Part of a data file:
-- Begin --
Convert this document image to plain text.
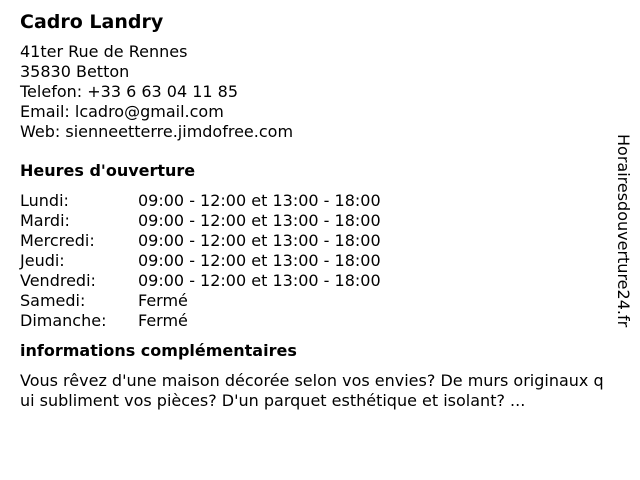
Cadro Landry
41ter Rue de Rennes
35830 Betton
Telefon: +33 6 63 04 11 85
Email: lcadro@gmail.com
Web: sienneetterre.jimdofree.com
Heures d'ouverture
Lundi:	09:00 - 12:00 et 13:00 - 18:00
Mardi:	09:00 - 12:00 et 13:00 - 18:00
Mercredi:	09:00 - 12:00 et 13:00 - 18:00
Jeudi:	09:00 - 12:00 et 13:00 - 18:00
Vendredi:	09:00 - 12:00 et 13:00 - 18:00
Samedi:	Fermé
Dimanche:	Fermé
informations complémentaires
Vous rêvez d'une maison décorée selon vos envies? De murs originaux qui subliment vos pièces? D'un parquet esthétique et isolant? ...
Horairesdouverture24.fr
-- End --
Omit each picture, then return all of the listing exactly as it stands.

## Exercise response:
Convert this document image to plain text.
Cadro Landry
41ter Rue de Rennes
35830 Betton
Telefon: +33 6 63 04 11 85
Email: lcadro@gmail.com
Web: sienneetterre.jimdofree.com
Heures d'ouverture
Lundi:	09:00 - 12:00 et 13:00 - 18:00
Mardi:	09:00 - 12:00 et 13:00 - 18:00
Mercredi:	09:00 - 12:00 et 13:00 - 18:00
Jeudi:	09:00 - 12:00 et 13:00 - 18:00
Vendredi:	09:00 - 12:00 et 13:00 - 18:00
Samedi:	Fermé
Dimanche:	Fermé
informations complémentaires
Vous rêvez d'une maison décorée selon vos envies? De murs originaux qui subliment vos pièces? D'un parquet esthétique et isolant? ...
Horairesdouverture24.fr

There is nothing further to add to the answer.